-- Short exercise --
Write out each record again exactly as it stands.

::: Input :::

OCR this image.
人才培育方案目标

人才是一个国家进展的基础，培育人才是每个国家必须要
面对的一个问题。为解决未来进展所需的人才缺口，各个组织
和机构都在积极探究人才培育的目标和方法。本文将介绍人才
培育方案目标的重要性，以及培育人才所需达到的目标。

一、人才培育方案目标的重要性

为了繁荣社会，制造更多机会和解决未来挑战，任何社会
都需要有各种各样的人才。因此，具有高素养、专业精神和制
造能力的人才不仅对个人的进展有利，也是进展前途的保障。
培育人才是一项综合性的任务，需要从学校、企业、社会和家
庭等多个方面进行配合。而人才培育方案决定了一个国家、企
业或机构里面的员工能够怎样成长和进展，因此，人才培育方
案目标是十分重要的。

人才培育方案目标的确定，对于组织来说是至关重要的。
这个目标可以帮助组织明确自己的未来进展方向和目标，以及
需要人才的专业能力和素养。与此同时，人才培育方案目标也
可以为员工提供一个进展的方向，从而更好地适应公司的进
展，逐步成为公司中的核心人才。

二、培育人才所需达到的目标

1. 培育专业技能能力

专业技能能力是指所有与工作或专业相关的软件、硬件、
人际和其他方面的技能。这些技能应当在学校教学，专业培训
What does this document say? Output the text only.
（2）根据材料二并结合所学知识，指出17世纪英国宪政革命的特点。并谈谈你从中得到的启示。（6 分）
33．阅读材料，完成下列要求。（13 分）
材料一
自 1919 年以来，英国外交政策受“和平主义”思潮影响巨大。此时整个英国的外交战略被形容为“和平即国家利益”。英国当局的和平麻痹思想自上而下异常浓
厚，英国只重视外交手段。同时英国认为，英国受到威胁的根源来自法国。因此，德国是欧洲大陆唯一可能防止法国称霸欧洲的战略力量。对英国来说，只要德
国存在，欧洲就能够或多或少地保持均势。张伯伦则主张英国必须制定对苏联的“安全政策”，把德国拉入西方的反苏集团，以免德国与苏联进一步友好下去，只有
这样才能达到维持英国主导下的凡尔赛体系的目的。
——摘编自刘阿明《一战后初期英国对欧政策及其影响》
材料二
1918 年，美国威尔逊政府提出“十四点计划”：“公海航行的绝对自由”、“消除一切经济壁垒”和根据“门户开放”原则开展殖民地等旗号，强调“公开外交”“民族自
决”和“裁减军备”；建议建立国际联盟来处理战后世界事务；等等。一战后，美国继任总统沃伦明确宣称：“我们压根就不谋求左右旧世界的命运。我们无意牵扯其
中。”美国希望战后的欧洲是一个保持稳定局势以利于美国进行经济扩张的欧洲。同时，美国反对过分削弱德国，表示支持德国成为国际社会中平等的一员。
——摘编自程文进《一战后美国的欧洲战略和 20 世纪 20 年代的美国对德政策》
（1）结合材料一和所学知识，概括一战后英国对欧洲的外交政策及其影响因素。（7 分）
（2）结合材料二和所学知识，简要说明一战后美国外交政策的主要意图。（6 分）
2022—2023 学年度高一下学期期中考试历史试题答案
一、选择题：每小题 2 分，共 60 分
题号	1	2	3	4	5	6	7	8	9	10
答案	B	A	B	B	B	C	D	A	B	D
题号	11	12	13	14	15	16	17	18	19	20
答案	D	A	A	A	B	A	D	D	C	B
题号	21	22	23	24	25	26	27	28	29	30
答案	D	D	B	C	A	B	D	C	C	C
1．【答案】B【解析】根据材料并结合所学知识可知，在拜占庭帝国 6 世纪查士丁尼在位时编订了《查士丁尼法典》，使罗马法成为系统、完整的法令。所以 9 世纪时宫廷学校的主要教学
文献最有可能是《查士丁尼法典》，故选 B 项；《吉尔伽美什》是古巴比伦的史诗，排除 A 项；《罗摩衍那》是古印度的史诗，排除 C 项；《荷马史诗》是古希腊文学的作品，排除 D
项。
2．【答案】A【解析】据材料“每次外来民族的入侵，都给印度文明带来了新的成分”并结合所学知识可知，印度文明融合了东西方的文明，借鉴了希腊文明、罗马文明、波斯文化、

:::

-- Task output --
OCR this image.
人才培育方案目标

人才是一个国家进展的基础，培育人才是每个国家必须要
面对的一个问题。为解决未来进展所需的人才缺口，各个组织
和机构都在积极探究人才培育的目标和方法。本文将介绍人才
培育方案目标的重要性，以及培育人才所需达到的目标。

一、人才培育方案目标的重要性

为了繁荣社会，制造更多机会和解决未来挑战，任何社会
都需要有各种各样的人才。因此，具有高素养、专业精神和制
造能力的人才不仅对个人的进展有利，也是进展前途的保障。
培育人才是一项综合性的任务，需要从学校、企业、社会和家
庭等多个方面进行配合。而人才培育方案决定了一个国家、企
业或机构里面的员工能够怎样成长和进展，因此，人才培育方
案目标是十分重要的。

人才培育方案目标的确定，对于组织来说是至关重要的。
这个目标可以帮助组织明确自己的未来进展方向和目标，以及
需要人才的专业能力和素养。与此同时，人才培育方案目标也
可以为员工提供一个进展的方向，从而更好地适应公司的进
展，逐步成为公司中的核心人才。

二、培育人才所需达到的目标

1. 培育专业技能能力

专业技能能力是指所有与工作或专业相关的软件、硬件、
人际和其他方面的技能。这些技能应当在学校教学，专业培训
What does this document say? Output the text only.
（2）根据材料二并结合所学知识，指出17世纪英国宪政革命的特点。并谈谈你从中得到的启示。（6 分）
33．阅读材料，完成下列要求。（13 分）
材料一
自 1919 年以来，英国外交政策受“和平主义”思潮影响巨大。此时整个英国的外交战略被形容为“和平即国家利益”。英国当局的和平麻痹思想自上而下异常浓
厚，英国只重视外交手段。同时英国认为，英国受到威胁的根源来自法国。因此，德国是欧洲大陆唯一可能防止法国称霸欧洲的战略力量。对英国来说，只要德
国存在，欧洲就能够或多或少地保持均势。张伯伦则主张英国必须制定对苏联的“安全政策”，把德国拉入西方的反苏集团，以免德国与苏联进一步友好下去，只有
这样才能达到维持英国主导下的凡尔赛体系的目的。
——摘编自刘阿明《一战后初期英国对欧政策及其影响》
材料二
1918 年，美国威尔逊政府提出“十四点计划”：“公海航行的绝对自由”、“消除一切经济壁垒”和根据“门户开放”原则开展殖民地等旗号，强调“公开外交”“民族自
决”和“裁减军备”；建议建立国际联盟来处理战后世界事务；等等。一战后，美国继任总统沃伦明确宣称：“我们压根就不谋求左右旧世界的命运。我们无意牵扯其
中。”美国希望战后的欧洲是一个保持稳定局势以利于美国进行经济扩张的欧洲。同时，美国反对过分削弱德国，表示支持德国成为国际社会中平等的一员。
——摘编自程文进《一战后美国的欧洲战略和 20 世纪 20 年代的美国对德政策》
（1）结合材料一和所学知识，概括一战后英国对欧洲的外交政策及其影响因素。（7 分）
（2）结合材料二和所学知识，简要说明一战后美国外交政策的主要意图。（6 分）
2022—2023 学年度高一下学期期中考试历史试题答案
一、选择题：每小题 2 分，共 60 分
题号	1	2	3	4	5	6	7	8	9	10
答案	B	A	B	B	B	C	D	A	B	D
题号	11	12	13	14	15	16	17	18	19	20
答案	D	A	A	A	B	A	D	D	C	B
题号	21	22	23	24	25	26	27	28	29	30
答案	D	D	B	C	A	B	D	C	C	C
1．【答案】B【解析】根据材料并结合所学知识可知，在拜占庭帝国 6 世纪查士丁尼在位时编订了《查士丁尼法典》，使罗马法成为系统、完整的法令。所以 9 世纪时宫廷学校的主要教学
文献最有可能是《查士丁尼法典》，故选 B 项；《吉尔伽美什》是古巴比伦的史诗，排除 A 项；《罗摩衍那》是古印度的史诗，排除 C 项；《荷马史诗》是古希腊文学的作品，排除 D
项。
2．【答案】A【解析】据材料“每次外来民族的入侵，都给印度文明带来了新的成分”并结合所学知识可知，印度文明融合了东西方的文明，借鉴了希腊文明、罗马文明、波斯文化、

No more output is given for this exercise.